What is expected
Give back every line exactly as it appears, pictures excluded.

Data for this exercise
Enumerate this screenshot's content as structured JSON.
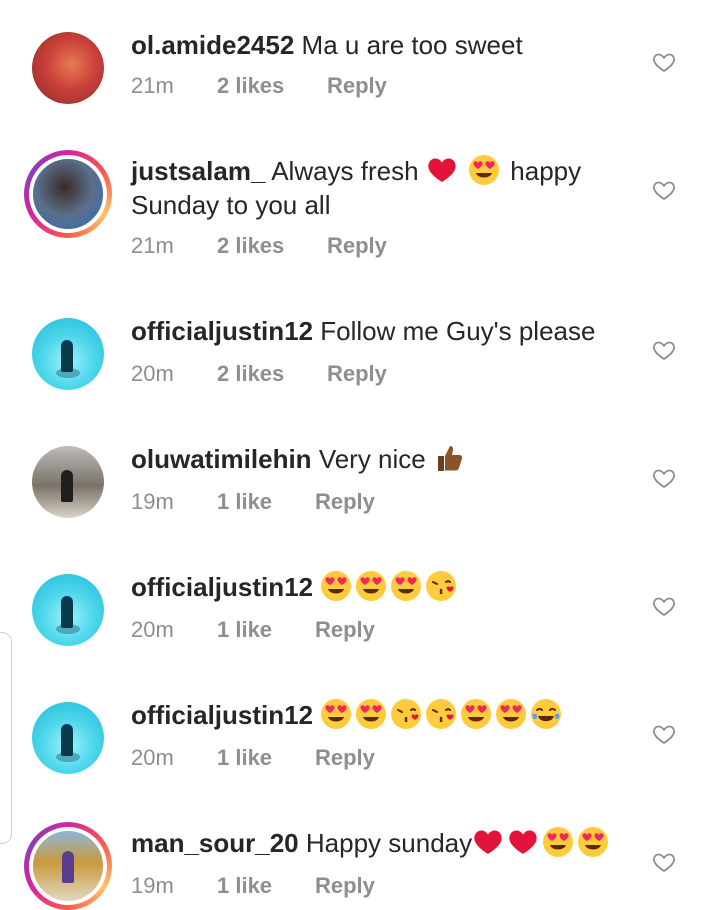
{
  "comments": [
    {
      "username": "ol.amide2452",
      "text": "Ma u are too sweet",
      "time": "21m",
      "likes": "2 likes",
      "reply": "Reply"
    },
    {
      "username": "justsalam_",
      "text_a": "Always fresh",
      "text_b": "happy",
      "text_c": "Sunday to you all",
      "time": "21m",
      "likes": "2 likes",
      "reply": "Reply"
    },
    {
      "username": "officialjustin12",
      "text": "Follow me Guy's please",
      "time": "20m",
      "likes": "2 likes",
      "reply": "Reply"
    },
    {
      "username": "oluwatimilehin",
      "text": "Very nice",
      "time": "19m",
      "likes": "1 like",
      "reply": "Reply"
    },
    {
      "username": "officialjustin12",
      "time": "20m",
      "likes": "1 like",
      "reply": "Reply"
    },
    {
      "username": "officialjustin12",
      "time": "20m",
      "likes": "1 like",
      "reply": "Reply"
    },
    {
      "username": "man_sour_20",
      "text": "Happy sunday",
      "time": "19m",
      "likes": "1 like",
      "reply": "Reply"
    }
  ],
  "colors": {
    "text": "#262626",
    "meta": "#8e8e8e",
    "heart": "#e4133a",
    "emoji_face": "#ffcb3d",
    "emoji_heart": "#f5245f"
  },
  "icons": {
    "like": "heart-outline-icon",
    "heart": "red-heart-emoji",
    "love_eyes": "heart-eyes-emoji",
    "kiss": "kissing-face-emoji",
    "laugh": "tears-of-joy-emoji",
    "thumb": "thumbs-up-emoji"
  }
}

Exercise output
Enumerate this screenshot's content as structured JSON.
{
  "comments": [
    {
      "username": "ol.amide2452",
      "text": "Ma u are too sweet",
      "time": "21m",
      "likes": "2 likes",
      "reply": "Reply"
    },
    {
      "username": "justsalam_",
      "text_a": "Always fresh",
      "text_b": "happy",
      "text_c": "Sunday to you all",
      "time": "21m",
      "likes": "2 likes",
      "reply": "Reply"
    },
    {
      "username": "officialjustin12",
      "text": "Follow me Guy's please",
      "time": "20m",
      "likes": "2 likes",
      "reply": "Reply"
    },
    {
      "username": "oluwatimilehin",
      "text": "Very nice",
      "time": "19m",
      "likes": "1 like",
      "reply": "Reply"
    },
    {
      "username": "officialjustin12",
      "time": "20m",
      "likes": "1 like",
      "reply": "Reply"
    },
    {
      "username": "officialjustin12",
      "time": "20m",
      "likes": "1 like",
      "reply": "Reply"
    },
    {
      "username": "man_sour_20",
      "text": "Happy sunday",
      "time": "19m",
      "likes": "1 like",
      "reply": "Reply"
    }
  ],
  "colors": {
    "text": "#262626",
    "meta": "#8e8e8e",
    "heart": "#e4133a",
    "emoji_face": "#ffcb3d",
    "emoji_heart": "#f5245f"
  },
  "icons": {
    "like": "heart-outline-icon",
    "heart": "red-heart-emoji",
    "love_eyes": "heart-eyes-emoji",
    "kiss": "kissing-face-emoji",
    "laugh": "tears-of-joy-emoji",
    "thumb": "thumbs-up-emoji"
  }
}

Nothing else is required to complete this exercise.